-- What the task asks --
Convert the items, starting at the very first line and ending at the line that contains "data-point xyxy=(670,1274,681,1285)" (both included), into a JSON list of strings with one string per line and no blank lines.
┌──
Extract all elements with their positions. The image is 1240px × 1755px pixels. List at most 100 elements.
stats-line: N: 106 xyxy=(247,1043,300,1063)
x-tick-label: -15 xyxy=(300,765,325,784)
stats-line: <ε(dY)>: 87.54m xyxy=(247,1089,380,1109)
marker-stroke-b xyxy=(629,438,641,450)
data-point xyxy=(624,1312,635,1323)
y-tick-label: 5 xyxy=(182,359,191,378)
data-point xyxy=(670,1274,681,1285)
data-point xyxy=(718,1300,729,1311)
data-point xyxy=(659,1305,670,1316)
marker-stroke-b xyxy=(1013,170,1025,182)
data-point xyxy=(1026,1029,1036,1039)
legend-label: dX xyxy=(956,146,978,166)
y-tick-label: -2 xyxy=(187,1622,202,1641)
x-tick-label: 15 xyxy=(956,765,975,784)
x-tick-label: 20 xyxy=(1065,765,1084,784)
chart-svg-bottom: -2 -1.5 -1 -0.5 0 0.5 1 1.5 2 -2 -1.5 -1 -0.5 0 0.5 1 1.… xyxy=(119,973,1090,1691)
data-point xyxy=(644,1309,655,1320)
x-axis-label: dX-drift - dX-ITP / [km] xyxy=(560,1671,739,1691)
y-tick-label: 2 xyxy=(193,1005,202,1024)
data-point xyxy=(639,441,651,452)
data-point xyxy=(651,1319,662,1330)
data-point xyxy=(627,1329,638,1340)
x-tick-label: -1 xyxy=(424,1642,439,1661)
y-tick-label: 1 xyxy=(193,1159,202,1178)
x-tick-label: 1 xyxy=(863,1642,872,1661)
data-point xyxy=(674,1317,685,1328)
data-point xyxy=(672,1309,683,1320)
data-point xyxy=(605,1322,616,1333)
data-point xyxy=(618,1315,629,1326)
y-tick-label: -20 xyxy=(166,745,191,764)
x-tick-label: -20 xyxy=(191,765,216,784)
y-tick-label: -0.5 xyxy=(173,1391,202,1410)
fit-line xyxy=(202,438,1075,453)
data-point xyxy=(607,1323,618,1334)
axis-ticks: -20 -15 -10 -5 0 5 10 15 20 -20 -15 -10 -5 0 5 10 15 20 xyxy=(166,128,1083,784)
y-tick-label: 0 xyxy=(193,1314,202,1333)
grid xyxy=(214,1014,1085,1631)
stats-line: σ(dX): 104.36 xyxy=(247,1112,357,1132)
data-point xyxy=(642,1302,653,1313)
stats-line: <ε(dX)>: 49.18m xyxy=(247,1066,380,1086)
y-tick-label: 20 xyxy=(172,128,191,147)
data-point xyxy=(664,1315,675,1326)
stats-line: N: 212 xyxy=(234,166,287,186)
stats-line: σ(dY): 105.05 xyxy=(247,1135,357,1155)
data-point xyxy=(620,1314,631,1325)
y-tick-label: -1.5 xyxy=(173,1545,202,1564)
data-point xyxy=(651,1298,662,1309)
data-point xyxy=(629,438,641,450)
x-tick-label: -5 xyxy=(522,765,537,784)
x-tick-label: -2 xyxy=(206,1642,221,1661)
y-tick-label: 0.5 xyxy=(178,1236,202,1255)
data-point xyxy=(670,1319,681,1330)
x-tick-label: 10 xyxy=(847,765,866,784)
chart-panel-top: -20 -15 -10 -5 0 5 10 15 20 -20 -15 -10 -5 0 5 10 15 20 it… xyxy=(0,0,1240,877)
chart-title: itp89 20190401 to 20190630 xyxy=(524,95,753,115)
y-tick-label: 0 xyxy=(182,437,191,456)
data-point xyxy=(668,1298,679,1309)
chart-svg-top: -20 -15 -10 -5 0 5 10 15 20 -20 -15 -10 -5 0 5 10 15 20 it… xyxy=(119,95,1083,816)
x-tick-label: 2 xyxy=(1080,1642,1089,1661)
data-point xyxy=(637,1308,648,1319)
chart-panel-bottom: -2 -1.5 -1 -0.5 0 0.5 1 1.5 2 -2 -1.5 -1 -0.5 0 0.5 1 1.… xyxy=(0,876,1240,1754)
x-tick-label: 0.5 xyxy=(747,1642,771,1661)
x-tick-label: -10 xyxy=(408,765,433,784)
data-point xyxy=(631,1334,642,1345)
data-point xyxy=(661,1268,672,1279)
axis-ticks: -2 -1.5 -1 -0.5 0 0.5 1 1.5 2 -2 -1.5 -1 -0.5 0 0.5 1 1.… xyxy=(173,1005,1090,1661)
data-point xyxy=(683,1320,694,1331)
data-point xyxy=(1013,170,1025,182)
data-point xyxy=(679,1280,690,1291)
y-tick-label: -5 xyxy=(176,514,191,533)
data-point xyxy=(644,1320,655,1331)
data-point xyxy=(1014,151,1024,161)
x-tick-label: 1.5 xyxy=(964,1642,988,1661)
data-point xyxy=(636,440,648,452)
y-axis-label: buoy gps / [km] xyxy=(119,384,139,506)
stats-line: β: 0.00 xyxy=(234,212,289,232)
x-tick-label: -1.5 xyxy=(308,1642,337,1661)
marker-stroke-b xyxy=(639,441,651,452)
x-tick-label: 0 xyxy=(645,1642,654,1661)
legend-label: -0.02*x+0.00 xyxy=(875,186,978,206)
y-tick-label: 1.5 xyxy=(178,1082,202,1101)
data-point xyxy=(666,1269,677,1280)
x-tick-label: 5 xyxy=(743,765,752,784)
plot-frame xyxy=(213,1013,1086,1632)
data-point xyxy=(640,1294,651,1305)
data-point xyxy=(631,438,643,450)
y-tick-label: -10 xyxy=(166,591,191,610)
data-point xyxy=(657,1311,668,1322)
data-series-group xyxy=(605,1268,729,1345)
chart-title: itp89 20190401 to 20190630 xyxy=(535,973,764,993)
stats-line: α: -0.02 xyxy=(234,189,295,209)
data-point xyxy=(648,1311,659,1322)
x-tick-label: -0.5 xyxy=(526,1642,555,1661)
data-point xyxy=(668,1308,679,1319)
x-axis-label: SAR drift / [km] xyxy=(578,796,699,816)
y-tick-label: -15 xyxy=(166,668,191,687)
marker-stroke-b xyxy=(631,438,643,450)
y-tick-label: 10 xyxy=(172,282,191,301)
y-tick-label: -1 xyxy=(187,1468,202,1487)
└──
-- Completed task --
[
  "Extract all elements with their positions. The image is 1240px × 1755px pixels. List at most 100 elements.",
  "stats-line: N: 106 xyxy=(247,1043,300,1063)",
  "x-tick-label: -15 xyxy=(300,765,325,784)",
  "stats-line: <ε(dY)>: 87.54m xyxy=(247,1089,380,1109)",
  "marker-stroke-b xyxy=(629,438,641,450)",
  "data-point xyxy=(624,1312,635,1323)",
  "y-tick-label: 5 xyxy=(182,359,191,378)",
  "data-point xyxy=(670,1274,681,1285)"
]